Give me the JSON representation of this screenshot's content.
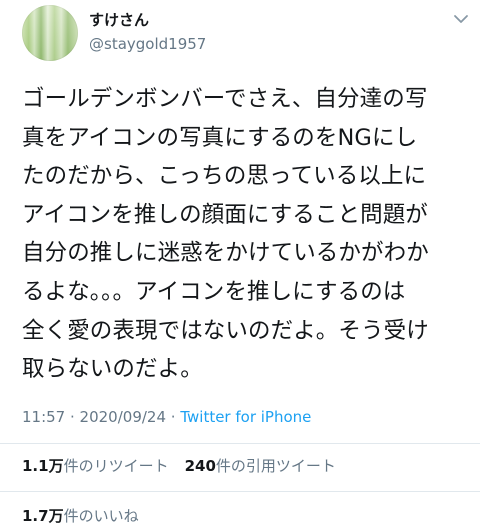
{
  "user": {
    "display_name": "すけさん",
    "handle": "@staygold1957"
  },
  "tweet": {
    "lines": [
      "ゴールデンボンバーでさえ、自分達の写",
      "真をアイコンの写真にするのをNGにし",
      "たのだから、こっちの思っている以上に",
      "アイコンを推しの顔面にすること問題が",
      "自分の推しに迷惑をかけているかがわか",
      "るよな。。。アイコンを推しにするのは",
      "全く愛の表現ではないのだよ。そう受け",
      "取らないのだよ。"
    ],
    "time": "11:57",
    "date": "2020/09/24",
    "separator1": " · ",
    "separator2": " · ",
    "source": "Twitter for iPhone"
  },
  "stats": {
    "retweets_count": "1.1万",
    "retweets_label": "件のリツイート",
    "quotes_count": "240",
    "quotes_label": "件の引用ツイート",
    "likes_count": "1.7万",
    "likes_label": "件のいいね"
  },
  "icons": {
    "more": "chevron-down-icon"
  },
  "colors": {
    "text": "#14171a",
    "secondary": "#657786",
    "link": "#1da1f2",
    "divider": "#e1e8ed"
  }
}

--- Stated problem ---
Without the pictures, reproduce every line of the records above exactly.

--- Reply ---
Give me the JSON representation of this screenshot's content.
{
  "user": {
    "display_name": "すけさん",
    "handle": "@staygold1957"
  },
  "tweet": {
    "lines": [
      "ゴールデンボンバーでさえ、自分達の写",
      "真をアイコンの写真にするのをNGにし",
      "たのだから、こっちの思っている以上に",
      "アイコンを推しの顔面にすること問題が",
      "自分の推しに迷惑をかけているかがわか",
      "るよな。。。アイコンを推しにするのは",
      "全く愛の表現ではないのだよ。そう受け",
      "取らないのだよ。"
    ],
    "time": "11:57",
    "date": "2020/09/24",
    "separator1": " · ",
    "separator2": " · ",
    "source": "Twitter for iPhone"
  },
  "stats": {
    "retweets_count": "1.1万",
    "retweets_label": "件のリツイート",
    "quotes_count": "240",
    "quotes_label": "件の引用ツイート",
    "likes_count": "1.7万",
    "likes_label": "件のいいね"
  },
  "icons": {
    "more": "chevron-down-icon"
  },
  "colors": {
    "text": "#14171a",
    "secondary": "#657786",
    "link": "#1da1f2",
    "divider": "#e1e8ed"
  }
}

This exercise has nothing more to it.